Brief
Copy each line that contains the word "xlabel".

Data entries

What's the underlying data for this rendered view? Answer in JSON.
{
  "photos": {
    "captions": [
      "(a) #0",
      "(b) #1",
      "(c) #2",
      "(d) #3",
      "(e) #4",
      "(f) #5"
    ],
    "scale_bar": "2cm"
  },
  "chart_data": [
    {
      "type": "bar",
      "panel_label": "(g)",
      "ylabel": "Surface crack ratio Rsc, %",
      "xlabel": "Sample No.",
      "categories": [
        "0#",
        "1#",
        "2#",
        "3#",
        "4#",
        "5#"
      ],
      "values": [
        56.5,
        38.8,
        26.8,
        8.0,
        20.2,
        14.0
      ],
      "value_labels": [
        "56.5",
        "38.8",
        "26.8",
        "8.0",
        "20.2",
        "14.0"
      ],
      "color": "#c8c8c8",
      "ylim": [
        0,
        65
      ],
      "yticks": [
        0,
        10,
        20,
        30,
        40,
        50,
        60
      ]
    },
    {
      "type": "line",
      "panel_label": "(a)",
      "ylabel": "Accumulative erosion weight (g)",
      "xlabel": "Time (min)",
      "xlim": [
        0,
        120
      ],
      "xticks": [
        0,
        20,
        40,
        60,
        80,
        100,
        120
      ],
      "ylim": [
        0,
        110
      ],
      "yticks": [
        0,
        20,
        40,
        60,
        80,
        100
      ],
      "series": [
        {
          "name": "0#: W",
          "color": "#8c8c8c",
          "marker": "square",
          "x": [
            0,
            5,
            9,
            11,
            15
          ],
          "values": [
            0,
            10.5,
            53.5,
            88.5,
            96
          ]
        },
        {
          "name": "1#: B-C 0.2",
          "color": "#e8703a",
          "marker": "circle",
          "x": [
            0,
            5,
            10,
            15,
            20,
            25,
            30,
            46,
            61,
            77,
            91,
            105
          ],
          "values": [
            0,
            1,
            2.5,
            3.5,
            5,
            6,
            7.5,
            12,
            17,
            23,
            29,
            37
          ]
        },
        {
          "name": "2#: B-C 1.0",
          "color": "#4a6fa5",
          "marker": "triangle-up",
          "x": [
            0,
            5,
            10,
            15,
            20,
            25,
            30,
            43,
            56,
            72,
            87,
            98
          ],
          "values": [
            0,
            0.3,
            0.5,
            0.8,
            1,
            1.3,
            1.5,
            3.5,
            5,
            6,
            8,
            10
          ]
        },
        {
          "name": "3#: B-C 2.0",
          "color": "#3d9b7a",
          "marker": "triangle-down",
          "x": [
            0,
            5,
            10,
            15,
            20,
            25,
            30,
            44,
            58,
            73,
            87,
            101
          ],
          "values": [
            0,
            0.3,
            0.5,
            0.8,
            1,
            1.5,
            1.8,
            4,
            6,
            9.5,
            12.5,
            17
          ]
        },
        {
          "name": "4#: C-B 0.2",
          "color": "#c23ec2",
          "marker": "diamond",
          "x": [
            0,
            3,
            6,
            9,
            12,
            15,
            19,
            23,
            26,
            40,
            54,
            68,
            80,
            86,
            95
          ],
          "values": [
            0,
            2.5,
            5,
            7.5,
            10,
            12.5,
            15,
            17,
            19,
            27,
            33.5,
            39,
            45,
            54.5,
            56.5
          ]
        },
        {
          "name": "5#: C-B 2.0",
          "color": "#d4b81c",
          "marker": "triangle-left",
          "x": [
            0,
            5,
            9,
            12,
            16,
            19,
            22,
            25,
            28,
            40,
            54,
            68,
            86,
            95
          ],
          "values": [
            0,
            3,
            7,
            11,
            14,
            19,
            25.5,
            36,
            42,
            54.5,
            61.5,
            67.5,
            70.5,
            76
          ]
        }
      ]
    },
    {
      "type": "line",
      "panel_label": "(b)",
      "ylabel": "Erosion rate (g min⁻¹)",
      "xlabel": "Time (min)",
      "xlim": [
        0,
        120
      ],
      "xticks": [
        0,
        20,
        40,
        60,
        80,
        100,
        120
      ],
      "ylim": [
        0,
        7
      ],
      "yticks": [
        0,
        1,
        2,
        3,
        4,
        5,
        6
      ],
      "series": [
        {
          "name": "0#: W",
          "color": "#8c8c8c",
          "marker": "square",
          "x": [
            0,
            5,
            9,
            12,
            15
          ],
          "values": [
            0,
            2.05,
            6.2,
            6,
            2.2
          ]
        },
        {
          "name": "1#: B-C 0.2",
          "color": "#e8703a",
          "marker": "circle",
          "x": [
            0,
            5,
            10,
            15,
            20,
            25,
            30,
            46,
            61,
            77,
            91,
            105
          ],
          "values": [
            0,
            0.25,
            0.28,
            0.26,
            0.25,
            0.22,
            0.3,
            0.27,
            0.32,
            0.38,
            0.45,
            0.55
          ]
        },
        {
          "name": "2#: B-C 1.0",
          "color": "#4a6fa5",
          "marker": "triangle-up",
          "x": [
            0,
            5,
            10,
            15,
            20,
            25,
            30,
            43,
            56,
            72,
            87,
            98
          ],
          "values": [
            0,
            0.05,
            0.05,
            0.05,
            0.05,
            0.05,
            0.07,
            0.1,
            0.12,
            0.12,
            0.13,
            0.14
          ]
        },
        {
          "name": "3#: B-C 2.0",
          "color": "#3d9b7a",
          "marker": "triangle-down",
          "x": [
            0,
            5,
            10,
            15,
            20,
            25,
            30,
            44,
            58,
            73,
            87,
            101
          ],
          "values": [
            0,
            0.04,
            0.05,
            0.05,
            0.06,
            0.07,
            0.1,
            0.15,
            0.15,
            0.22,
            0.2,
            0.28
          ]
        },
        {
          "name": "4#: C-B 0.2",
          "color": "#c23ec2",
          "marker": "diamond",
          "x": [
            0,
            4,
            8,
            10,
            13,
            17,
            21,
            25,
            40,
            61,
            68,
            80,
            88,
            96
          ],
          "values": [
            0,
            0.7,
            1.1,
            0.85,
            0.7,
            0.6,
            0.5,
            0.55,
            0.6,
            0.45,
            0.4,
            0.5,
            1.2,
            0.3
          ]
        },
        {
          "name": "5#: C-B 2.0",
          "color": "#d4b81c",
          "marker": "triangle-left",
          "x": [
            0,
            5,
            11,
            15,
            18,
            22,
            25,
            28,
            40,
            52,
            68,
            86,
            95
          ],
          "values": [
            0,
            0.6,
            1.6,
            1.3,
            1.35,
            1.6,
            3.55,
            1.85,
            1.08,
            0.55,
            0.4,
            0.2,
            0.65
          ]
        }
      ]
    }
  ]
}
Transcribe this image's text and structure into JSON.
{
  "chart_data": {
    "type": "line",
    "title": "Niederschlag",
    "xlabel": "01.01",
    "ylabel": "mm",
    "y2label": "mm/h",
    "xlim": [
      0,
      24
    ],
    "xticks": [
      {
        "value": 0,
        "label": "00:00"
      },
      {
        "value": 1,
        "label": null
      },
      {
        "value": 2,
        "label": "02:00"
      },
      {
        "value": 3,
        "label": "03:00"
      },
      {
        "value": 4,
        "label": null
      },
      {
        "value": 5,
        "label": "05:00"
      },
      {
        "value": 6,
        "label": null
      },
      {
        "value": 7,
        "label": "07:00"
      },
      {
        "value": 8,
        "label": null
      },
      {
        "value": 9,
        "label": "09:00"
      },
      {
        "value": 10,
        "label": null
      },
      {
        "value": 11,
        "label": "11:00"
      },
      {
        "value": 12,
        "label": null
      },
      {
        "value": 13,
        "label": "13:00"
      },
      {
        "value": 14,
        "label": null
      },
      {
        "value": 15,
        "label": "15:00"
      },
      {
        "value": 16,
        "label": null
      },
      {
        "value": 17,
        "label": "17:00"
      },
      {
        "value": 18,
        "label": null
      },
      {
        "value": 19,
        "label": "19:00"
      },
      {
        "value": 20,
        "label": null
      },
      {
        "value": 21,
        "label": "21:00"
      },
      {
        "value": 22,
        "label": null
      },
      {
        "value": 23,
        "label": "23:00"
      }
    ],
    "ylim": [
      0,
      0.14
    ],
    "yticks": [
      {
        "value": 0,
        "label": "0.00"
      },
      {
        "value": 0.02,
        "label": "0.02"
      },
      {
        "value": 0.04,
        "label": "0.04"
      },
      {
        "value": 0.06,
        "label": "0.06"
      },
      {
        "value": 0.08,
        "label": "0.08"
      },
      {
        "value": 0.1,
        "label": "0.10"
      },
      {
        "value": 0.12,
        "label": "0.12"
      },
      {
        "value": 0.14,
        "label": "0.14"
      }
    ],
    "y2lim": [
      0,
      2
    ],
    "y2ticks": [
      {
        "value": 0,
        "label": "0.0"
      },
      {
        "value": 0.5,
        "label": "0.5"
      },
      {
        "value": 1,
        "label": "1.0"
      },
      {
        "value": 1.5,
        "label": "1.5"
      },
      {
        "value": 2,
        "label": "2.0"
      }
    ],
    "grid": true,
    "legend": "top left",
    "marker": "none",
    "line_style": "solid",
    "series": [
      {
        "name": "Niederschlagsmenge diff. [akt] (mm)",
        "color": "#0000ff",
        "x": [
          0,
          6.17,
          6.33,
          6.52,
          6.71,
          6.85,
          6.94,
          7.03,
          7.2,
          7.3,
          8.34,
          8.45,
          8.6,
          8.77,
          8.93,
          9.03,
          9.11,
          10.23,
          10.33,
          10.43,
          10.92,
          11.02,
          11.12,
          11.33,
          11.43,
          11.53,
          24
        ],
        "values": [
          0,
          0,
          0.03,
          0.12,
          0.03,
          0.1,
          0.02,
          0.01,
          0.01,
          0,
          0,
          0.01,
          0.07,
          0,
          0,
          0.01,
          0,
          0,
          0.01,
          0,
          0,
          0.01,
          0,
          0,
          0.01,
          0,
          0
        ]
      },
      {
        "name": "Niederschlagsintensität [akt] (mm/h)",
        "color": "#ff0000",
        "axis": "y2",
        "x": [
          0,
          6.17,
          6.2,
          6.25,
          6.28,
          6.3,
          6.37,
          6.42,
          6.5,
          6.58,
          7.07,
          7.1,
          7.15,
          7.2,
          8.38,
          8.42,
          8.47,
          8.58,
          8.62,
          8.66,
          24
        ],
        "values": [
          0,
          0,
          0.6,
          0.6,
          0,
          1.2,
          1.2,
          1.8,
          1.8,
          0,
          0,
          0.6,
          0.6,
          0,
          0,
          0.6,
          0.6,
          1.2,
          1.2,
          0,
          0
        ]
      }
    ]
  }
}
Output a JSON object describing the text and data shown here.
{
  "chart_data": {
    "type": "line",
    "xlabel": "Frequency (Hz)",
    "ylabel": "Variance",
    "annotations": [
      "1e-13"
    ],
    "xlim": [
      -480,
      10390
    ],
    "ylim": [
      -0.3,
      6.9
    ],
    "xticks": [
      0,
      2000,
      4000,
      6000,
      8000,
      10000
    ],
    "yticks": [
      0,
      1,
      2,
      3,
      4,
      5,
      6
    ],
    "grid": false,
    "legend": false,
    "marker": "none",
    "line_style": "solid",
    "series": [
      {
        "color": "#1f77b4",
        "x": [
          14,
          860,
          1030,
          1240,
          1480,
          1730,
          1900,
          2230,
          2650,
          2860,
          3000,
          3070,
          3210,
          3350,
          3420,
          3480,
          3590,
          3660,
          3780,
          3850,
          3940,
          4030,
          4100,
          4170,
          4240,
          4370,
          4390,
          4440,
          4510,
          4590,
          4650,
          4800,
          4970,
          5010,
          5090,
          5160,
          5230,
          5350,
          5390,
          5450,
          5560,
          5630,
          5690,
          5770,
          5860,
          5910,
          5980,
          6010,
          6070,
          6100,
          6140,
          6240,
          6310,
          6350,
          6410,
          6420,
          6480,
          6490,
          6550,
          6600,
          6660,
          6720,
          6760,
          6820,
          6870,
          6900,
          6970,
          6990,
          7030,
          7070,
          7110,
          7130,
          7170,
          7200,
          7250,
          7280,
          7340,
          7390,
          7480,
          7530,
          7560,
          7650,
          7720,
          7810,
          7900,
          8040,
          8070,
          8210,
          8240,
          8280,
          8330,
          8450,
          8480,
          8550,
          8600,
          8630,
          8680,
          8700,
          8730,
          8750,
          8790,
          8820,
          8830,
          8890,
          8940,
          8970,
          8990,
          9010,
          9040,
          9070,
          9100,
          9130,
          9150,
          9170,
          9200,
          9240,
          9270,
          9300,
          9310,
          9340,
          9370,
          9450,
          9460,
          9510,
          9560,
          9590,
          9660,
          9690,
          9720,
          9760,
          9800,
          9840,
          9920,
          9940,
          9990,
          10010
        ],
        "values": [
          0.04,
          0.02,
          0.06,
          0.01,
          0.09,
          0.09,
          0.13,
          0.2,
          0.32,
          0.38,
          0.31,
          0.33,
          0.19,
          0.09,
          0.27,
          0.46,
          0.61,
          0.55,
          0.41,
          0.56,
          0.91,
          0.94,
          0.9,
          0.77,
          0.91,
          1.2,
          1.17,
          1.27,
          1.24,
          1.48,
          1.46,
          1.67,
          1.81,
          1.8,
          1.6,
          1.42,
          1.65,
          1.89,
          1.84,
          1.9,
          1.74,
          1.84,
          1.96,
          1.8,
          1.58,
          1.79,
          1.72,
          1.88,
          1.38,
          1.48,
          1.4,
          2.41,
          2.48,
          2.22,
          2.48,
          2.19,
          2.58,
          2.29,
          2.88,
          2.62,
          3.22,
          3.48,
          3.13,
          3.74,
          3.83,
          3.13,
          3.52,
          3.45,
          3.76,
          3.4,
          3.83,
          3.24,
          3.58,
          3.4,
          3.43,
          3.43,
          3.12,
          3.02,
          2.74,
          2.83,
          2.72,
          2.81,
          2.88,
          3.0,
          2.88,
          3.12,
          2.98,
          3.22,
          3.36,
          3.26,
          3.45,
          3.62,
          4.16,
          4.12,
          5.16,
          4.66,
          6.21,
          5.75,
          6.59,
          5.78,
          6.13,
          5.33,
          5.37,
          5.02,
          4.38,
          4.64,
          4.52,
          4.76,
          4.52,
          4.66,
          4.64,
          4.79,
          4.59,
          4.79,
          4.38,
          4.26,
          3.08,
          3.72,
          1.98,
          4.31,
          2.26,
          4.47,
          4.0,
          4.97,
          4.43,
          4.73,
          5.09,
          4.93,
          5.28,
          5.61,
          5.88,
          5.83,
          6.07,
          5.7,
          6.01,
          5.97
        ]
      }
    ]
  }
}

Output of the task
      "xlabel": "Sample No.",
      "xlabel": "Time (min)",
      "xlabel": "Time (min)",
    "xlabel": "01.01",
    "xlabel": "Frequency (Hz)",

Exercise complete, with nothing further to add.